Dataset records

┄┄┄┄┄┄┄┄┄┄

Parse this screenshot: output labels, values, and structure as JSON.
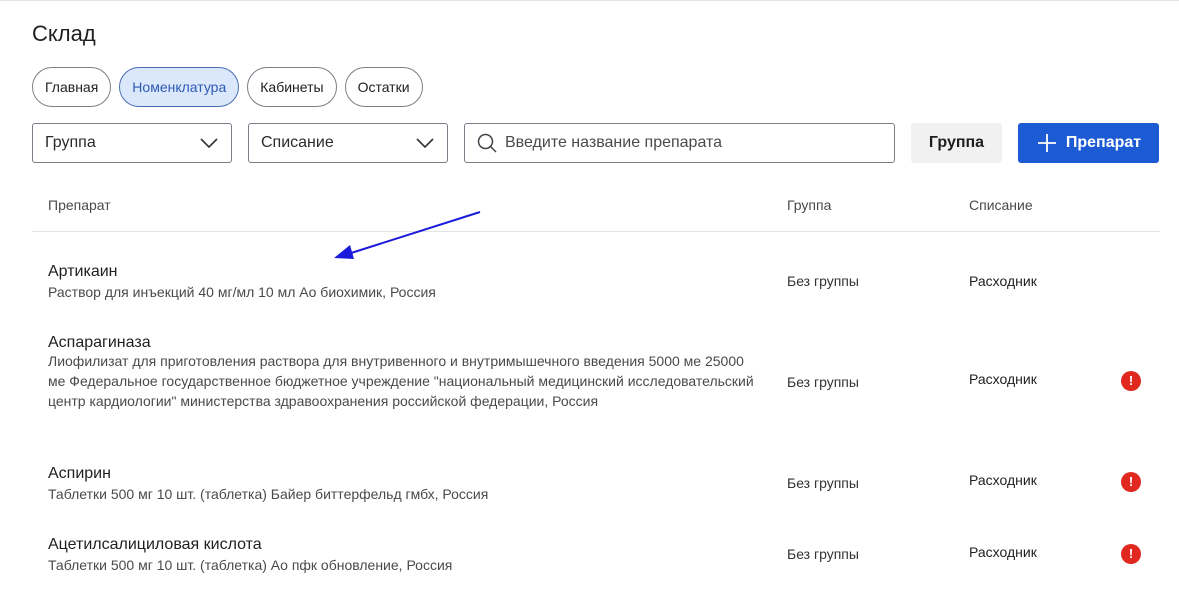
{
  "page": {
    "title": "Склад"
  },
  "tabs": [
    {
      "label": "Главная",
      "active": false
    },
    {
      "label": "Номенклатура",
      "active": true
    },
    {
      "label": "Кабинеты",
      "active": false
    },
    {
      "label": "Остатки",
      "active": false
    }
  ],
  "filters": {
    "group_select": {
      "value": "Группа"
    },
    "writeoff_select": {
      "value": "Списание"
    },
    "search": {
      "placeholder": "Введите название препарата",
      "value": ""
    },
    "group_button_label": "Группа",
    "add_button_label": "Препарат"
  },
  "table": {
    "headers": {
      "drug": "Препарат",
      "group": "Группа",
      "writeoff": "Списание"
    },
    "rows": [
      {
        "name": "Артикаин",
        "description": "Раствор для инъекций 40 мг/мл 10 мл Ао биохимик, Россия",
        "group": "Без группы",
        "writeoff": "Расходник",
        "warning": false
      },
      {
        "name": "Аспарагиназа",
        "description": "Лиофилизат для приготовления раствора для внутривенного и внутримышечного введения 5000 ме 25000 ме Федеральное государственное бюджетное учреждение \"национальный медицинский исследовательский центр кардиологии\" министерства здравоохранения российской федерации, Россия",
        "group": "Без группы",
        "writeoff": "Расходник",
        "warning": true
      },
      {
        "name": "Аспирин",
        "description": "Таблетки 500 мг 10 шт. (таблетка) Байер биттерфельд гмбх, Россия",
        "group": "Без группы",
        "writeoff": "Расходник",
        "warning": true
      },
      {
        "name": "Ацетилсалициловая кислота",
        "description": "Таблетки 500 мг 10 шт. (таблетка) Ао пфк обновление, Россия",
        "group": "Без группы",
        "writeoff": "Расходник",
        "warning": true
      }
    ]
  },
  "icons": {
    "chevron": "chevron-down-icon",
    "search": "search-icon",
    "plus": "plus-icon",
    "warning": "warning-icon",
    "warning_glyph": "!"
  },
  "colors": {
    "primary": "#1d5bd4",
    "active_tab_bg": "#dbe7fb",
    "warning": "#e0281e",
    "annotation_arrow": "#1a1adb"
  }
}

┄┄┄┄┄┄┄┄┄┄

Instructions for the task
Reproduce every record above exactly, but leave out the pictures.

Task result
Parse this screenshot: output labels, values, and structure as JSON.
{
  "page": {
    "title": "Склад"
  },
  "tabs": [
    {
      "label": "Главная",
      "active": false
    },
    {
      "label": "Номенклатура",
      "active": true
    },
    {
      "label": "Кабинеты",
      "active": false
    },
    {
      "label": "Остатки",
      "active": false
    }
  ],
  "filters": {
    "group_select": {
      "value": "Группа"
    },
    "writeoff_select": {
      "value": "Списание"
    },
    "search": {
      "placeholder": "Введите название препарата",
      "value": ""
    },
    "group_button_label": "Группа",
    "add_button_label": "Препарат"
  },
  "table": {
    "headers": {
      "drug": "Препарат",
      "group": "Группа",
      "writeoff": "Списание"
    },
    "rows": [
      {
        "name": "Артикаин",
        "description": "Раствор для инъекций 40 мг/мл 10 мл Ао биохимик, Россия",
        "group": "Без группы",
        "writeoff": "Расходник",
        "warning": false
      },
      {
        "name": "Аспарагиназа",
        "description": "Лиофилизат для приготовления раствора для внутривенного и внутримышечного введения 5000 ме 25000 ме Федеральное государственное бюджетное учреждение \"национальный медицинский исследовательский центр кардиологии\" министерства здравоохранения российской федерации, Россия",
        "group": "Без группы",
        "writeoff": "Расходник",
        "warning": true
      },
      {
        "name": "Аспирин",
        "description": "Таблетки 500 мг 10 шт. (таблетка) Байер биттерфельд гмбх, Россия",
        "group": "Без группы",
        "writeoff": "Расходник",
        "warning": true
      },
      {
        "name": "Ацетилсалициловая кислота",
        "description": "Таблетки 500 мг 10 шт. (таблетка) Ао пфк обновление, Россия",
        "group": "Без группы",
        "writeoff": "Расходник",
        "warning": true
      }
    ]
  },
  "icons": {
    "chevron": "chevron-down-icon",
    "search": "search-icon",
    "plus": "plus-icon",
    "warning": "warning-icon",
    "warning_glyph": "!"
  },
  "colors": {
    "primary": "#1d5bd4",
    "active_tab_bg": "#dbe7fb",
    "warning": "#e0281e",
    "annotation_arrow": "#1a1adb"
  }
}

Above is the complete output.